▸ Work item
Each line of the listing below must be retyped as given.

——

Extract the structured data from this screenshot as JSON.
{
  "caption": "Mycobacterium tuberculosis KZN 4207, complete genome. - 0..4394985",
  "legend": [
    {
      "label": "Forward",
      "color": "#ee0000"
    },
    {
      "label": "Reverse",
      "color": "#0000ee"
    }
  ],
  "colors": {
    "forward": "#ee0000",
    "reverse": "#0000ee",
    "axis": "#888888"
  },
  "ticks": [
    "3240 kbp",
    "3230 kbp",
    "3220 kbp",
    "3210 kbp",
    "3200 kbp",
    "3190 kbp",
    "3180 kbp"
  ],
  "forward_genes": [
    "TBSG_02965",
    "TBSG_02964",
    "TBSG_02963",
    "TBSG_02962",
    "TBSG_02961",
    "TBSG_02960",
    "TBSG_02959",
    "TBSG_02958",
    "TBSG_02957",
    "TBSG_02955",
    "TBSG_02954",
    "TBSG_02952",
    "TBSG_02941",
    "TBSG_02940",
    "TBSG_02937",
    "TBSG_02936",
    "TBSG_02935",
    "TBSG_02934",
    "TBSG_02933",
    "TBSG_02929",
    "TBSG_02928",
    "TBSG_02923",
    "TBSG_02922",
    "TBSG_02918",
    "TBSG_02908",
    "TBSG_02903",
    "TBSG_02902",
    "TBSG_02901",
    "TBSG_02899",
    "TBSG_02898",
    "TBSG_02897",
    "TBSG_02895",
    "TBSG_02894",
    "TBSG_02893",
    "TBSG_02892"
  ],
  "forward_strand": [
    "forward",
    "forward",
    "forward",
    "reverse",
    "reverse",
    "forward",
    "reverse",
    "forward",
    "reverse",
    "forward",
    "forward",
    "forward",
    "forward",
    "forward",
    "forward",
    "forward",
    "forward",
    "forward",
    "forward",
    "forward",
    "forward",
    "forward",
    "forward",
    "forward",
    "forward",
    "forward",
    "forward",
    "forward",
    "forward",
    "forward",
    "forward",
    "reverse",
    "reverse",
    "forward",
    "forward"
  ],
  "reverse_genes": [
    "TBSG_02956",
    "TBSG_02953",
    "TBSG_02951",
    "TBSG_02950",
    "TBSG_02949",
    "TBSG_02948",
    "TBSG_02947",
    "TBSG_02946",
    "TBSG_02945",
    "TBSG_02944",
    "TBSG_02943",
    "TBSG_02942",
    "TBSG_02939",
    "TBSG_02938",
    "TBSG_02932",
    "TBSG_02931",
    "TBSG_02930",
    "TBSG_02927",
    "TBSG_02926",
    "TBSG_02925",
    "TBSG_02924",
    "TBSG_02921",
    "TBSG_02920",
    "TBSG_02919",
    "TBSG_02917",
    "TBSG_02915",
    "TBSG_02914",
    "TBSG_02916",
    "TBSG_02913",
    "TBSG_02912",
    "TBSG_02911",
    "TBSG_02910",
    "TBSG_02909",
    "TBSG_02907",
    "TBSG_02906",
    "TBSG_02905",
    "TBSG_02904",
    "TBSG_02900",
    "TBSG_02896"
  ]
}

——

▸ Written answer
Extract the structured data from this screenshot as JSON.
{
  "caption": "Mycobacterium tuberculosis KZN 4207, complete genome. - 0..4394985",
  "legend": [
    {
      "label": "Forward",
      "color": "#ee0000"
    },
    {
      "label": "Reverse",
      "color": "#0000ee"
    }
  ],
  "colors": {
    "forward": "#ee0000",
    "reverse": "#0000ee",
    "axis": "#888888"
  },
  "ticks": [
    "3240 kbp",
    "3230 kbp",
    "3220 kbp",
    "3210 kbp",
    "3200 kbp",
    "3190 kbp",
    "3180 kbp"
  ],
  "forward_genes": [
    "TBSG_02965",
    "TBSG_02964",
    "TBSG_02963",
    "TBSG_02962",
    "TBSG_02961",
    "TBSG_02960",
    "TBSG_02959",
    "TBSG_02958",
    "TBSG_02957",
    "TBSG_02955",
    "TBSG_02954",
    "TBSG_02952",
    "TBSG_02941",
    "TBSG_02940",
    "TBSG_02937",
    "TBSG_02936",
    "TBSG_02935",
    "TBSG_02934",
    "TBSG_02933",
    "TBSG_02929",
    "TBSG_02928",
    "TBSG_02923",
    "TBSG_02922",
    "TBSG_02918",
    "TBSG_02908",
    "TBSG_02903",
    "TBSG_02902",
    "TBSG_02901",
    "TBSG_02899",
    "TBSG_02898",
    "TBSG_02897",
    "TBSG_02895",
    "TBSG_02894",
    "TBSG_02893",
    "TBSG_02892"
  ],
  "forward_strand": [
    "forward",
    "forward",
    "forward",
    "reverse",
    "reverse",
    "forward",
    "reverse",
    "forward",
    "reverse",
    "forward",
    "forward",
    "forward",
    "forward",
    "forward",
    "forward",
    "forward",
    "forward",
    "forward",
    "forward",
    "forward",
    "forward",
    "forward",
    "forward",
    "forward",
    "forward",
    "forward",
    "forward",
    "forward",
    "forward",
    "forward",
    "forward",
    "reverse",
    "reverse",
    "forward",
    "forward"
  ],
  "reverse_genes": [
    "TBSG_02956",
    "TBSG_02953",
    "TBSG_02951",
    "TBSG_02950",
    "TBSG_02949",
    "TBSG_02948",
    "TBSG_02947",
    "TBSG_02946",
    "TBSG_02945",
    "TBSG_02944",
    "TBSG_02943",
    "TBSG_02942",
    "TBSG_02939",
    "TBSG_02938",
    "TBSG_02932",
    "TBSG_02931",
    "TBSG_02930",
    "TBSG_02927",
    "TBSG_02926",
    "TBSG_02925",
    "TBSG_02924",
    "TBSG_02921",
    "TBSG_02920",
    "TBSG_02919",
    "TBSG_02917",
    "TBSG_02915",
    "TBSG_02914",
    "TBSG_02916",
    "TBSG_02913",
    "TBSG_02912",
    "TBSG_02911",
    "TBSG_02910",
    "TBSG_02909",
    "TBSG_02907",
    "TBSG_02906",
    "TBSG_02905",
    "TBSG_02904",
    "TBSG_02900",
    "TBSG_02896"
  ]
}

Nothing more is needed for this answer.